# Your objective
Repeat every line exactly, keeping the pictures out of the copy.

# Stored data
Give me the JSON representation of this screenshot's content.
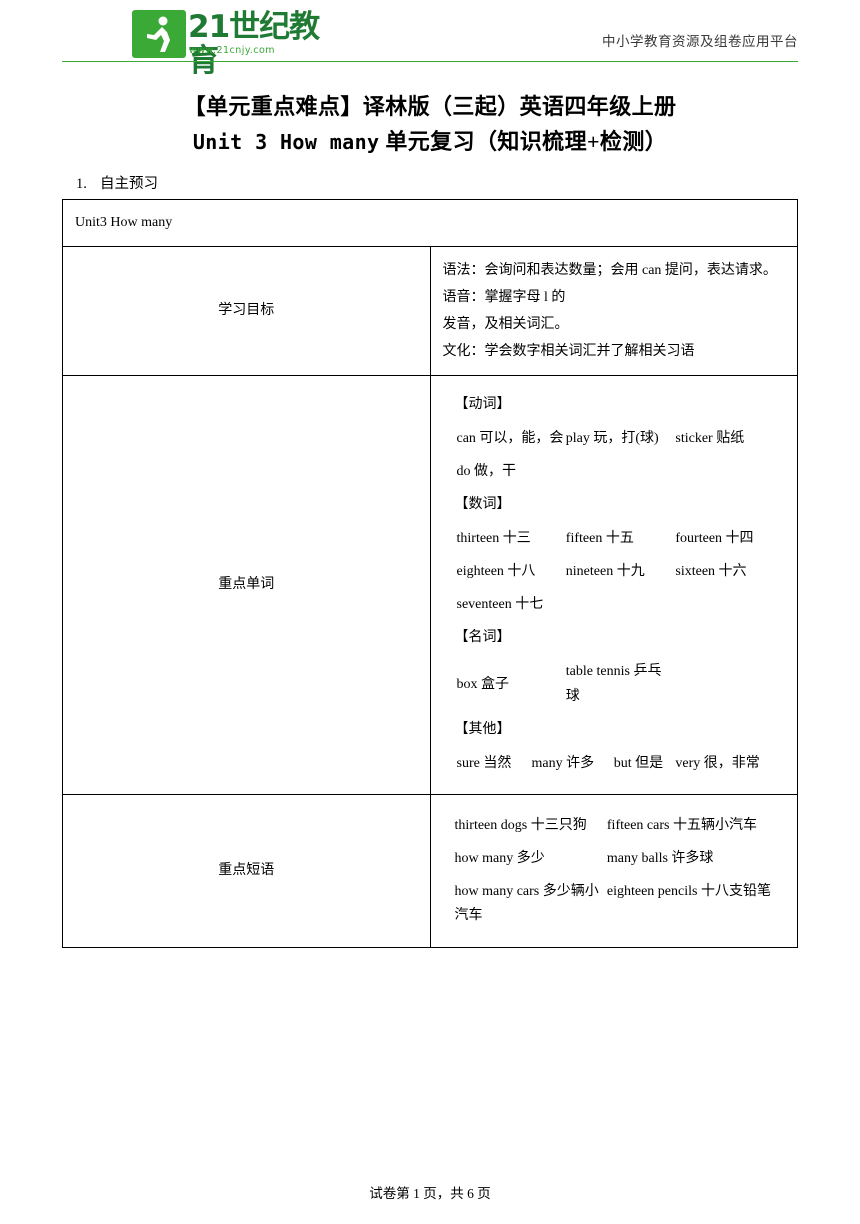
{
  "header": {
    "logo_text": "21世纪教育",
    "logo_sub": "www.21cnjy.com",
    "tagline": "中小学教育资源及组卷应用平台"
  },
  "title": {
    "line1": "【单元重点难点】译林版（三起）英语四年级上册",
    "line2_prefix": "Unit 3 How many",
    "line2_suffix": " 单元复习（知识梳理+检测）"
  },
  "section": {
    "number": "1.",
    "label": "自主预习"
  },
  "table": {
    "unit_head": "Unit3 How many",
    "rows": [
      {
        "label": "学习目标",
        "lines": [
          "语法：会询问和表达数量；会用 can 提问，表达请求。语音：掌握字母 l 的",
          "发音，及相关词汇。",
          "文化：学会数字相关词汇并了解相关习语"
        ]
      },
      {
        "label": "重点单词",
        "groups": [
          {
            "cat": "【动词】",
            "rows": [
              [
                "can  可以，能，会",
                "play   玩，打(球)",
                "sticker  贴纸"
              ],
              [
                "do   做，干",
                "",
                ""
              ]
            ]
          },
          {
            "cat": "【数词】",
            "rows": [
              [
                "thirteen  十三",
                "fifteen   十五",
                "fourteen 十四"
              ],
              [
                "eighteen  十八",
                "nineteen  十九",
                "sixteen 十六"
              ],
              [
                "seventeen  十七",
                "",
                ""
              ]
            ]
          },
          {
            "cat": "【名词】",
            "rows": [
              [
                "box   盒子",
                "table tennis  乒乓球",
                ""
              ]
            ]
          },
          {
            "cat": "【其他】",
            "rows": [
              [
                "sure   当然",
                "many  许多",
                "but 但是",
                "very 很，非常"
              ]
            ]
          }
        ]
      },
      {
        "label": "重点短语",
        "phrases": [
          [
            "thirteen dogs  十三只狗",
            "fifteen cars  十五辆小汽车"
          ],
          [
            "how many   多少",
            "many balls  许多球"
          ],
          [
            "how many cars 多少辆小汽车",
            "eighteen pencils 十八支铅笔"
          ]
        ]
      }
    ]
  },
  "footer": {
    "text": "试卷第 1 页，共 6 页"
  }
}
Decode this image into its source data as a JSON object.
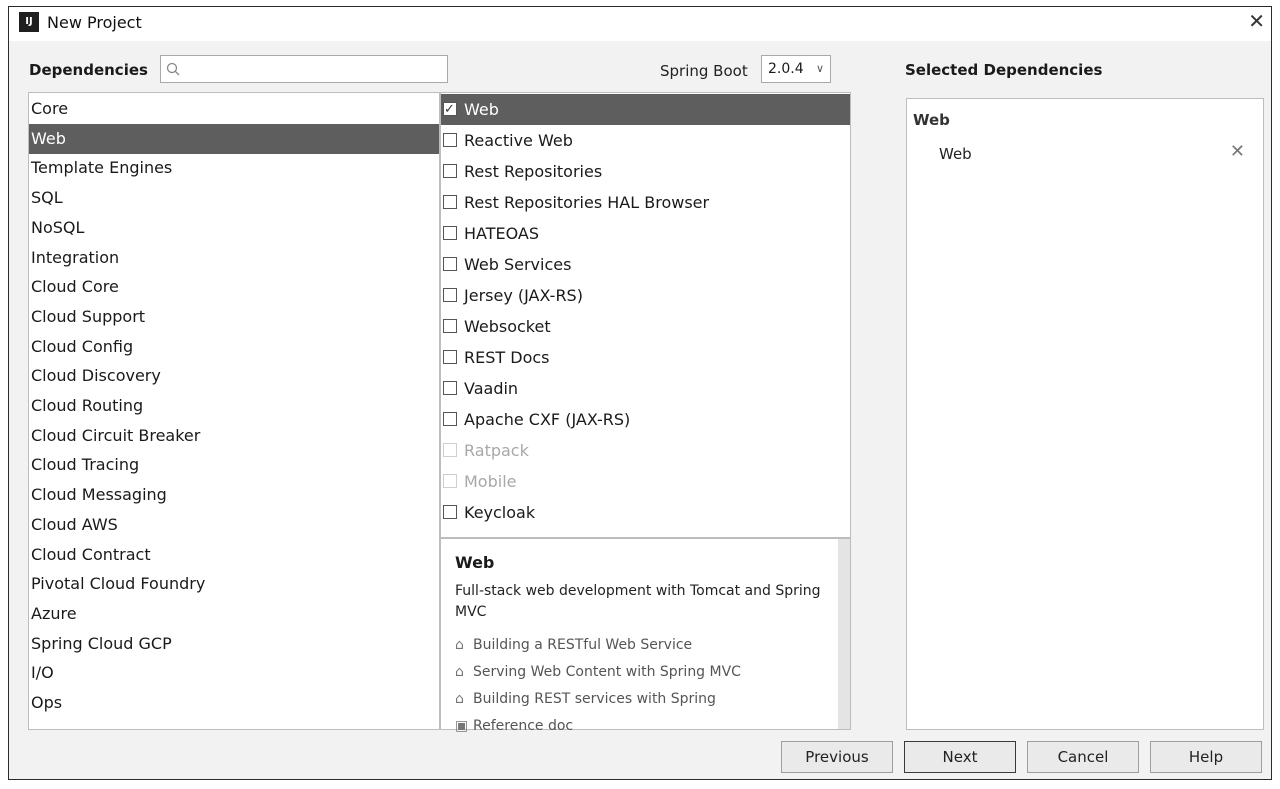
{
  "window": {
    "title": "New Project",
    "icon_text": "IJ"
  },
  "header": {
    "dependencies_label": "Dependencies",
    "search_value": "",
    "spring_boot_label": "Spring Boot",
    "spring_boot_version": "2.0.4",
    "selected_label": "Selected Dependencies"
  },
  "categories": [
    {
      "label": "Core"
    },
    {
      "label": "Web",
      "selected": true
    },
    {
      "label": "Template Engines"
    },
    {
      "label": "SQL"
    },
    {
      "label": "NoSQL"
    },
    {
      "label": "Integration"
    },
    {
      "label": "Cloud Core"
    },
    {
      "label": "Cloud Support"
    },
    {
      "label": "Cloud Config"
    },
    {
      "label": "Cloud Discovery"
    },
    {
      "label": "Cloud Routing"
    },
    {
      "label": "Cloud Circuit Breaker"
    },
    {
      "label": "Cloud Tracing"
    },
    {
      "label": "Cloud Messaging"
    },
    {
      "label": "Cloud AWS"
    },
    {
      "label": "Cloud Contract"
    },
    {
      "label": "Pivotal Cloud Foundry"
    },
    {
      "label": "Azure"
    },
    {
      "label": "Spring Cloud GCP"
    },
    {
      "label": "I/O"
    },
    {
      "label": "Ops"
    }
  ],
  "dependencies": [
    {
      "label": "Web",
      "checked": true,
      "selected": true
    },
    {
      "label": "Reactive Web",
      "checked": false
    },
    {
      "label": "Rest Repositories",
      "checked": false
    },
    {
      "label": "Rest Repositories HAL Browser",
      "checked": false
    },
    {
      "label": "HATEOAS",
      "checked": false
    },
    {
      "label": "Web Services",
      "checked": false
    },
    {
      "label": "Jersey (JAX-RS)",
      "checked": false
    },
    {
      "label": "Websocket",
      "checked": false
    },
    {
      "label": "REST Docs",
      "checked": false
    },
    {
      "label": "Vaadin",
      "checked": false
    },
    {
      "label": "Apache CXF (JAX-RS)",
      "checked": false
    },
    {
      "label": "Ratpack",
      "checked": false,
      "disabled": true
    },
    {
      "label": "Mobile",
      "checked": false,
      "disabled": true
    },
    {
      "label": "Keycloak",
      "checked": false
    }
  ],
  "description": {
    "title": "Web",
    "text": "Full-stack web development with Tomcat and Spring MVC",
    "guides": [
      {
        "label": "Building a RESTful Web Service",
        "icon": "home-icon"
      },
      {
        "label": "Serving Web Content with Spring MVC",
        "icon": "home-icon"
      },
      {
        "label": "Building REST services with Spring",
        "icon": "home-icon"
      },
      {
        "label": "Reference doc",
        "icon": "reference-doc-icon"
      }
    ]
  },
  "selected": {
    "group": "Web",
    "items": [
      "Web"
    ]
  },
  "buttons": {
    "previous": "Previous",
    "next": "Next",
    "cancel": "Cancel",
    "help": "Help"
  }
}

# Solution
Give me the JSON representation of this screenshot's content.
{
  "header": {
    "logo_text": "21世纪教育",
    "logo_sub": "www.21cnjy.com",
    "tagline": "中小学教育资源及组卷应用平台"
  },
  "title": {
    "line1": "【单元重点难点】译林版（三起）英语四年级上册",
    "line2_prefix": "Unit 3 How many",
    "line2_suffix": " 单元复习（知识梳理+检测）"
  },
  "section": {
    "number": "1.",
    "label": "自主预习"
  },
  "table": {
    "unit_head": "Unit3 How many",
    "rows": [
      {
        "label": "学习目标",
        "lines": [
          "语法：会询问和表达数量；会用 can 提问，表达请求。语音：掌握字母 l 的",
          "发音，及相关词汇。",
          "文化：学会数字相关词汇并了解相关习语"
        ]
      },
      {
        "label": "重点单词",
        "groups": [
          {
            "cat": "【动词】",
            "rows": [
              [
                "can  可以，能，会",
                "play   玩，打(球)",
                "sticker  贴纸"
              ],
              [
                "do   做，干",
                "",
                ""
              ]
            ]
          },
          {
            "cat": "【数词】",
            "rows": [
              [
                "thirteen  十三",
                "fifteen   十五",
                "fourteen 十四"
              ],
              [
                "eighteen  十八",
                "nineteen  十九",
                "sixteen 十六"
              ],
              [
                "seventeen  十七",
                "",
                ""
              ]
            ]
          },
          {
            "cat": "【名词】",
            "rows": [
              [
                "box   盒子",
                "table tennis  乒乓球",
                ""
              ]
            ]
          },
          {
            "cat": "【其他】",
            "rows": [
              [
                "sure   当然",
                "many  许多",
                "but 但是",
                "very 很，非常"
              ]
            ]
          }
        ]
      },
      {
        "label": "重点短语",
        "phrases": [
          [
            "thirteen dogs  十三只狗",
            "fifteen cars  十五辆小汽车"
          ],
          [
            "how many   多少",
            "many balls  许多球"
          ],
          [
            "how many cars 多少辆小汽车",
            "eighteen pencils 十八支铅笔"
          ]
        ]
      }
    ]
  },
  "footer": {
    "text": "试卷第 1 页，共 6 页"
  }
}
Decode this image into its source data as a JSON object.
{
  "window": {
    "title": "New Project",
    "icon_text": "IJ"
  },
  "header": {
    "dependencies_label": "Dependencies",
    "search_value": "",
    "spring_boot_label": "Spring Boot",
    "spring_boot_version": "2.0.4",
    "selected_label": "Selected Dependencies"
  },
  "categories": [
    {
      "label": "Core"
    },
    {
      "label": "Web",
      "selected": true
    },
    {
      "label": "Template Engines"
    },
    {
      "label": "SQL"
    },
    {
      "label": "NoSQL"
    },
    {
      "label": "Integration"
    },
    {
      "label": "Cloud Core"
    },
    {
      "label": "Cloud Support"
    },
    {
      "label": "Cloud Config"
    },
    {
      "label": "Cloud Discovery"
    },
    {
      "label": "Cloud Routing"
    },
    {
      "label": "Cloud Circuit Breaker"
    },
    {
      "label": "Cloud Tracing"
    },
    {
      "label": "Cloud Messaging"
    },
    {
      "label": "Cloud AWS"
    },
    {
      "label": "Cloud Contract"
    },
    {
      "label": "Pivotal Cloud Foundry"
    },
    {
      "label": "Azure"
    },
    {
      "label": "Spring Cloud GCP"
    },
    {
      "label": "I/O"
    },
    {
      "label": "Ops"
    }
  ],
  "dependencies": [
    {
      "label": "Web",
      "checked": true,
      "selected": true
    },
    {
      "label": "Reactive Web",
      "checked": false
    },
    {
      "label": "Rest Repositories",
      "checked": false
    },
    {
      "label": "Rest Repositories HAL Browser",
      "checked": false
    },
    {
      "label": "HATEOAS",
      "checked": false
    },
    {
      "label": "Web Services",
      "checked": false
    },
    {
      "label": "Jersey (JAX-RS)",
      "checked": false
    },
    {
      "label": "Websocket",
      "checked": false
    },
    {
      "label": "REST Docs",
      "checked": false
    },
    {
      "label": "Vaadin",
      "checked": false
    },
    {
      "label": "Apache CXF (JAX-RS)",
      "checked": false
    },
    {
      "label": "Ratpack",
      "checked": false,
      "disabled": true
    },
    {
      "label": "Mobile",
      "checked": false,
      "disabled": true
    },
    {
      "label": "Keycloak",
      "checked": false
    }
  ],
  "description": {
    "title": "Web",
    "text": "Full-stack web development with Tomcat and Spring MVC",
    "guides": [
      {
        "label": "Building a RESTful Web Service",
        "icon": "home-icon"
      },
      {
        "label": "Serving Web Content with Spring MVC",
        "icon": "home-icon"
      },
      {
        "label": "Building REST services with Spring",
        "icon": "home-icon"
      },
      {
        "label": "Reference doc",
        "icon": "reference-doc-icon"
      }
    ]
  },
  "selected": {
    "group": "Web",
    "items": [
      "Web"
    ]
  },
  "buttons": {
    "previous": "Previous",
    "next": "Next",
    "cancel": "Cancel",
    "help": "Help"
  }
}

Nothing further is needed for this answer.